Stored entries
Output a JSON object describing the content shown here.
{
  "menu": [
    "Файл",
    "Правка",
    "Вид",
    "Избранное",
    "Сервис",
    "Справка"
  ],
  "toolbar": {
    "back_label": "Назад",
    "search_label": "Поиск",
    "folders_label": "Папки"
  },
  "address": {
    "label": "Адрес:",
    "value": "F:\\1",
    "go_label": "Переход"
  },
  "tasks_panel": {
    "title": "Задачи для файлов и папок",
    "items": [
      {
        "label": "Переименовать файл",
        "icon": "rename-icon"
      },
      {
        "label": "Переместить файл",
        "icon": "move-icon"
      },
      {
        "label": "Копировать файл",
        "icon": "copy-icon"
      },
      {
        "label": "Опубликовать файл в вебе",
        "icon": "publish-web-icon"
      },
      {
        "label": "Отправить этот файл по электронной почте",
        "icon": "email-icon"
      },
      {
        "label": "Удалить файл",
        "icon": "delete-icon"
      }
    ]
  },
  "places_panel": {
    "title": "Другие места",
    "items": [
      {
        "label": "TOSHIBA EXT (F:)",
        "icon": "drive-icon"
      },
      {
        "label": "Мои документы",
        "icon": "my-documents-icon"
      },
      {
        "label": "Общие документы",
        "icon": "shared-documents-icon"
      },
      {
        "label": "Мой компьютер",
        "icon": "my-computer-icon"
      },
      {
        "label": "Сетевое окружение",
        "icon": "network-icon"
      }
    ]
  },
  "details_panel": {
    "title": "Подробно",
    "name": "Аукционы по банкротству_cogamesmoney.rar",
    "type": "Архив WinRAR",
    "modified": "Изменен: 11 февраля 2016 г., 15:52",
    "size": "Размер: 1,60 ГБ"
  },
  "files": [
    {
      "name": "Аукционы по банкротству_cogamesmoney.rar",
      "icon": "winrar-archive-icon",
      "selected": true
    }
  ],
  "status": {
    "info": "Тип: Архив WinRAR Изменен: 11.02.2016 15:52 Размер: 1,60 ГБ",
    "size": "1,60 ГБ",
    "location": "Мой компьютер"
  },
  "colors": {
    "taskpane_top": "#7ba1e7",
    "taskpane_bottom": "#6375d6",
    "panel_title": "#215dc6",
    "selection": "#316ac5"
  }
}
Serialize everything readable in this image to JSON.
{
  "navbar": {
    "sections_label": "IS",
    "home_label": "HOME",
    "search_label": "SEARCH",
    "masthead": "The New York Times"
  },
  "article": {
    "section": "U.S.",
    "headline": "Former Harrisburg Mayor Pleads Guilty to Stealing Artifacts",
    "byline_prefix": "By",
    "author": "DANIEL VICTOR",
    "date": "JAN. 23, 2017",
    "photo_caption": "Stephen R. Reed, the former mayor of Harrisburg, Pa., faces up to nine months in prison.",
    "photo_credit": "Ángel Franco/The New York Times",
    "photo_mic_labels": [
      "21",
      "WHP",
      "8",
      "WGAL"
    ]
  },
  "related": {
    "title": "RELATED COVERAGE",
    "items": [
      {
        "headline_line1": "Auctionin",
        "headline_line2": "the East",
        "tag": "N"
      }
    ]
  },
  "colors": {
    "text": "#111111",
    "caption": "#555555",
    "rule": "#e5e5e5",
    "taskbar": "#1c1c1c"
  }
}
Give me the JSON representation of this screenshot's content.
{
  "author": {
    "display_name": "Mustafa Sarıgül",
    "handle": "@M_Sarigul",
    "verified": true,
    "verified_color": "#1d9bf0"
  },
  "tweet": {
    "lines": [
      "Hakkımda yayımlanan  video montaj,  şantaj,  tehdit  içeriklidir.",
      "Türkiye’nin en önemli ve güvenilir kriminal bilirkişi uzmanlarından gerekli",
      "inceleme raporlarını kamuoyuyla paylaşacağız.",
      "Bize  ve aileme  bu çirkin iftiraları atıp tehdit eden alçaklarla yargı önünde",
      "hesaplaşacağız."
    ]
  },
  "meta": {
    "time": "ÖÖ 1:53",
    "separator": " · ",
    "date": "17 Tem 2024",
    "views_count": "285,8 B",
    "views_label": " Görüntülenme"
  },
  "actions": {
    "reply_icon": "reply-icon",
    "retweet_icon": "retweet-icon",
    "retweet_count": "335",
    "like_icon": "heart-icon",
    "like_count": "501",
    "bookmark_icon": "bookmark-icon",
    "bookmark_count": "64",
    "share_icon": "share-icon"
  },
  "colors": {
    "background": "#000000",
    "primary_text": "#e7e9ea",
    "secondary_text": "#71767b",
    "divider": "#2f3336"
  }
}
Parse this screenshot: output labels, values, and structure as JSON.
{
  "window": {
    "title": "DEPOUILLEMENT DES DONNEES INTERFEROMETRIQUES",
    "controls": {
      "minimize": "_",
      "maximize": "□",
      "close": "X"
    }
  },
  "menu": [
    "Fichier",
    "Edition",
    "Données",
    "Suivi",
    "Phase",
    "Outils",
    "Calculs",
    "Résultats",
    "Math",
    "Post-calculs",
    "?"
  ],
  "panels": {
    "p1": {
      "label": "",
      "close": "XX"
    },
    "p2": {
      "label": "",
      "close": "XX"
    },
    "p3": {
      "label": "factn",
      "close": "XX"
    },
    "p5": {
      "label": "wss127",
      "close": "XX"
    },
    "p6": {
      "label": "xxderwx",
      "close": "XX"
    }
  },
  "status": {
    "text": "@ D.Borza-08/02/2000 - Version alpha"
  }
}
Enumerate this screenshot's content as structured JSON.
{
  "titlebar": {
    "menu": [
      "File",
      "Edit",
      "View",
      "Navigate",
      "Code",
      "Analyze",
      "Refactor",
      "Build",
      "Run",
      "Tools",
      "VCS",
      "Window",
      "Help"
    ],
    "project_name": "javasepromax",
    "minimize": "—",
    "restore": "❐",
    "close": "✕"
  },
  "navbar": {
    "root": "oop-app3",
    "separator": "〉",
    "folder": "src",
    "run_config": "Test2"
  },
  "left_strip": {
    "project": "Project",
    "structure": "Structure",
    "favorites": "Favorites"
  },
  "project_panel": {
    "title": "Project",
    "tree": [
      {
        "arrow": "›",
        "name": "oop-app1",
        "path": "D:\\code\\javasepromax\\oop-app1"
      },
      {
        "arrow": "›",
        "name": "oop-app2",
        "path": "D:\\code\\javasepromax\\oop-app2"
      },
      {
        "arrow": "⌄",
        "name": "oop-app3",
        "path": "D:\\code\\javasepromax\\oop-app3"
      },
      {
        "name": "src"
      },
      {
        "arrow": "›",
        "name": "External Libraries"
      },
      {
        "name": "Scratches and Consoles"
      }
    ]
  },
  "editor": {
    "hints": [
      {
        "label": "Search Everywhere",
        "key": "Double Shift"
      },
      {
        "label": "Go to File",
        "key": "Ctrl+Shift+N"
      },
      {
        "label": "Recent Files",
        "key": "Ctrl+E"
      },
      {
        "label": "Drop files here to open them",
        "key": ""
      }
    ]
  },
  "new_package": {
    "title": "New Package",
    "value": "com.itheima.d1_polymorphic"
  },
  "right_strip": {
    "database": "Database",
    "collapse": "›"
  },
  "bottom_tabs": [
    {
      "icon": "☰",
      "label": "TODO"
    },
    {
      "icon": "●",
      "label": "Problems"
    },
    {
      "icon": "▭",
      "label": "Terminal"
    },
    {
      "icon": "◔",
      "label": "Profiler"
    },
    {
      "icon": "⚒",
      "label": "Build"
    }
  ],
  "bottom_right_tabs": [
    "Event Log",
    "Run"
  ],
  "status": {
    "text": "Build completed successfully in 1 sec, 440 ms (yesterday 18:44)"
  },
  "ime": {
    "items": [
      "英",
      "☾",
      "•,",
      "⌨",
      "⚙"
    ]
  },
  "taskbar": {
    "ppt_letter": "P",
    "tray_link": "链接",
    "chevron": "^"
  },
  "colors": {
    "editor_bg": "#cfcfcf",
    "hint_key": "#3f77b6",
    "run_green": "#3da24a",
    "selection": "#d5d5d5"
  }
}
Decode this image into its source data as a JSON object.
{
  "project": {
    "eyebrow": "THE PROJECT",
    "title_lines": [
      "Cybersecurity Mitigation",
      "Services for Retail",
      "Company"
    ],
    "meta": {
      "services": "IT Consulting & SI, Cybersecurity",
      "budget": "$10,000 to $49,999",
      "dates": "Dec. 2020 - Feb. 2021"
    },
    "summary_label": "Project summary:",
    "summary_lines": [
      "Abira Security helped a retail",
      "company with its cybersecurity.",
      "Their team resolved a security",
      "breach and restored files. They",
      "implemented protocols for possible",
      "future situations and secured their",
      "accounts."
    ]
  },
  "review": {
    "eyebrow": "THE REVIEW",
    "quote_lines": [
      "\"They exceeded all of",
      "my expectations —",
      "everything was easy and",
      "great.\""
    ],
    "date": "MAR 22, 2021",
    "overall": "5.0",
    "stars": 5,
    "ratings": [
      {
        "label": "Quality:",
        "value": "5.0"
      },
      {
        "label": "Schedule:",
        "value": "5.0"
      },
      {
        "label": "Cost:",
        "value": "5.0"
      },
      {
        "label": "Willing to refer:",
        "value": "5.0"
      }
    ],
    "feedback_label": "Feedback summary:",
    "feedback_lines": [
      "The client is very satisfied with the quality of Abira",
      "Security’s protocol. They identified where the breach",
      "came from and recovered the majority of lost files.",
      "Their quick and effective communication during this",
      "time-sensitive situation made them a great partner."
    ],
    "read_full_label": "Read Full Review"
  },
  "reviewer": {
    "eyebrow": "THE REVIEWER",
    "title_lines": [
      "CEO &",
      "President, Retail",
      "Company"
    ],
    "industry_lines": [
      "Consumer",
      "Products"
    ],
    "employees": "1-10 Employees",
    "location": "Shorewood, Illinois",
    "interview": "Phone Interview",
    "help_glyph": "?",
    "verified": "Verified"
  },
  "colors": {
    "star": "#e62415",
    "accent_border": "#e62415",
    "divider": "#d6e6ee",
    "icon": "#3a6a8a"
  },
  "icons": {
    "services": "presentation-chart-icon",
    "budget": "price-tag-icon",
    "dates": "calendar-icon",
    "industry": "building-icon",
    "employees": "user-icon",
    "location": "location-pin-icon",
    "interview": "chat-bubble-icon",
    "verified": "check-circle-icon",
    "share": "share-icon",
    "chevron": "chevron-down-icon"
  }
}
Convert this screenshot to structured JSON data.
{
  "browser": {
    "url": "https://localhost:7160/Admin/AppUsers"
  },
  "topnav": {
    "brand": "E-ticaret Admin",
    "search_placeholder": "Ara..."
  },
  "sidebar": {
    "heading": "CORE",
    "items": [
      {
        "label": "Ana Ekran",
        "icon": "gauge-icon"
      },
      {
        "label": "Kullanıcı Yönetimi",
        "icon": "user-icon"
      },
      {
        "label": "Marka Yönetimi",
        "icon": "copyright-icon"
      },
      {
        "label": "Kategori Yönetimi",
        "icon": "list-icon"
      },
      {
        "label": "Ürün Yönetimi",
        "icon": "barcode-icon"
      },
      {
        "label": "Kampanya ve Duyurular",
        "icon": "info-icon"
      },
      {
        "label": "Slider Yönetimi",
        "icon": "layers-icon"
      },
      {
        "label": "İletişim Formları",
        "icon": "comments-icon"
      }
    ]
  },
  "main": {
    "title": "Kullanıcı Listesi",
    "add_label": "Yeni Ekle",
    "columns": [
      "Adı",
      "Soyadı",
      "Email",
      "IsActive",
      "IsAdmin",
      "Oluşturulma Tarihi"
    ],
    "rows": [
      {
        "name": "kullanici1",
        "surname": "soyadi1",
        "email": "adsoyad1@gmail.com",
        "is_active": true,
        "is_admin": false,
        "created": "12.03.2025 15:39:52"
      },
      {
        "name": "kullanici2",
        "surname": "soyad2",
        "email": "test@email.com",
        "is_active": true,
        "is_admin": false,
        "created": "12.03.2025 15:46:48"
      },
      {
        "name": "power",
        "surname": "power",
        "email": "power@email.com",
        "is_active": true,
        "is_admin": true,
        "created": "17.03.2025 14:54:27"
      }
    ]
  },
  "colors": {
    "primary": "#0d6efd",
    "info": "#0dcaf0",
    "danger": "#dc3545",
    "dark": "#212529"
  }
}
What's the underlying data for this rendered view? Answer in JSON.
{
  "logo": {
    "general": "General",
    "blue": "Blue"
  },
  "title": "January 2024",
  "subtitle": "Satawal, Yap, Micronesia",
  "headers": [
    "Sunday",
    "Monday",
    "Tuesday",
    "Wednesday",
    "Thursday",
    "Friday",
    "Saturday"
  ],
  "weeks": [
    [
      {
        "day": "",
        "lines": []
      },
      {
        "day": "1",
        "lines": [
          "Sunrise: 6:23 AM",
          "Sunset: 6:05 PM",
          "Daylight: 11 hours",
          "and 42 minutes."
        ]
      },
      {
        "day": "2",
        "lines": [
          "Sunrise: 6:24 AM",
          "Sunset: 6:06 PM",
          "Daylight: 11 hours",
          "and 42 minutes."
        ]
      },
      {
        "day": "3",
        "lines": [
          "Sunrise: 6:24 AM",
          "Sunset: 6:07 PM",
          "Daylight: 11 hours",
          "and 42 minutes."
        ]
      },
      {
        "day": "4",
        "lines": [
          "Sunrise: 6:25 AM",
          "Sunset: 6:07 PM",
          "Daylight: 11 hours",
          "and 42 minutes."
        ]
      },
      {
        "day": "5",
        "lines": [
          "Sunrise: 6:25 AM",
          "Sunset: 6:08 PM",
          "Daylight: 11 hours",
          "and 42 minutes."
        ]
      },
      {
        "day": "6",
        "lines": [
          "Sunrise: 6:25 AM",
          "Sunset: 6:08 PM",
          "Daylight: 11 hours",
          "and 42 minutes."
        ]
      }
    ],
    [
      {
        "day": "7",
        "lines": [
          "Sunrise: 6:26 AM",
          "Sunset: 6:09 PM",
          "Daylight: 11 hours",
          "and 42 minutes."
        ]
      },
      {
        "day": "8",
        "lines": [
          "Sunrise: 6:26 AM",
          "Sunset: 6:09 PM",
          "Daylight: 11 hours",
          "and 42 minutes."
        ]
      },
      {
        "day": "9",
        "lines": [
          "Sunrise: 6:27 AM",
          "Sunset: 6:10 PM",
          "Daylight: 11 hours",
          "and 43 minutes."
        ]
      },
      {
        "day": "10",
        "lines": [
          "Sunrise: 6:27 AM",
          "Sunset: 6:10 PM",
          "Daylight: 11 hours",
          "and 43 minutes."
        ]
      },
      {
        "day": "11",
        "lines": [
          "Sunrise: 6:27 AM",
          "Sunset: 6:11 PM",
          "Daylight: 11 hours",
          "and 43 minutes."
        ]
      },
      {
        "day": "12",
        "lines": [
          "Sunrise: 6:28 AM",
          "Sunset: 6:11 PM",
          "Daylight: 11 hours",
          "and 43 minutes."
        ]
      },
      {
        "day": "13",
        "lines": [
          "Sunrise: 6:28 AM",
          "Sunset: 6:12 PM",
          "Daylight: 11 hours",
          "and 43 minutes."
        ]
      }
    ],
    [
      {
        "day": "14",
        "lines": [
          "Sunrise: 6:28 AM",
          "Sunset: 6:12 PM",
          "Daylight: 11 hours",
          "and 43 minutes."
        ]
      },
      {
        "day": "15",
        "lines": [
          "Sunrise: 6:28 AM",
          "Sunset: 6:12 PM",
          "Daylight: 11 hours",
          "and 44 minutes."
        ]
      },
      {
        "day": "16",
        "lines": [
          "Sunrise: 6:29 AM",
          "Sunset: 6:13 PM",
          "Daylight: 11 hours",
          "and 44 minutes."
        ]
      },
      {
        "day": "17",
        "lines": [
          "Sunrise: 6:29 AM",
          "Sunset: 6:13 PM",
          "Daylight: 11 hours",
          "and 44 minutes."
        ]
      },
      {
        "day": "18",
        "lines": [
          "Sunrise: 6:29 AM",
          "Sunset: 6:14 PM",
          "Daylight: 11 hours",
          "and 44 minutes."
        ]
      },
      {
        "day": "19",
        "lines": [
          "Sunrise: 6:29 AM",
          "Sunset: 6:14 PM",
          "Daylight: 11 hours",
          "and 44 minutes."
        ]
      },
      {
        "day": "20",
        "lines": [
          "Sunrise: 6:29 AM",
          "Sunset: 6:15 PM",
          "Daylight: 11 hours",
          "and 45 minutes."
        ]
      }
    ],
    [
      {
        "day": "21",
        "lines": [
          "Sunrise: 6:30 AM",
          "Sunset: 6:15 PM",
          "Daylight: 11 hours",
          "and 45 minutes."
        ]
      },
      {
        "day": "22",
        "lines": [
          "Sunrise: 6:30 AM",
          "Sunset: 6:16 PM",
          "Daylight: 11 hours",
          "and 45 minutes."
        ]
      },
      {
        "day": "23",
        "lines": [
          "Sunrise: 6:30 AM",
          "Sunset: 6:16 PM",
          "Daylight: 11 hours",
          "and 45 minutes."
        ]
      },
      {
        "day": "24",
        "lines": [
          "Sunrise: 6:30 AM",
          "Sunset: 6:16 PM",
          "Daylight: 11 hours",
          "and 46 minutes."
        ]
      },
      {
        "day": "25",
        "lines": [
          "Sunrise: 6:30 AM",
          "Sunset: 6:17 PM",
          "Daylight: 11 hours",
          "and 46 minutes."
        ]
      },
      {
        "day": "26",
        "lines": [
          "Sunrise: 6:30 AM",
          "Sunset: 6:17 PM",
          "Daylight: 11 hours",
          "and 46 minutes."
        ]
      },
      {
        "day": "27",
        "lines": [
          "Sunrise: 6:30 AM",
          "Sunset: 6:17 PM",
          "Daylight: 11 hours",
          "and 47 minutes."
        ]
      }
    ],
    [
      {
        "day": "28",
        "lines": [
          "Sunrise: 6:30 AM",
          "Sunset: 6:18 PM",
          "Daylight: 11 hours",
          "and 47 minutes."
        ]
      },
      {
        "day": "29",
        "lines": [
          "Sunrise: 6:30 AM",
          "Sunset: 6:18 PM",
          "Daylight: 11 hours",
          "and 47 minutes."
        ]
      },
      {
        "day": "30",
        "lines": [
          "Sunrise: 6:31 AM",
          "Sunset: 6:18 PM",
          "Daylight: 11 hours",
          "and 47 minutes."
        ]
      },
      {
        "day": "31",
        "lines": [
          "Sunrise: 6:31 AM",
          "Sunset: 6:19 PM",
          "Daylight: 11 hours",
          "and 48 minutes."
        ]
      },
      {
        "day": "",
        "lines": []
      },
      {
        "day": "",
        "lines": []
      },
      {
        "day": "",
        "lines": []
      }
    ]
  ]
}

▸ What you have to do: List each line in the listing that contains the string "power".

▸ Task answer:
        "name": "power",
        "surname": "power",
        "email": "power@email.com",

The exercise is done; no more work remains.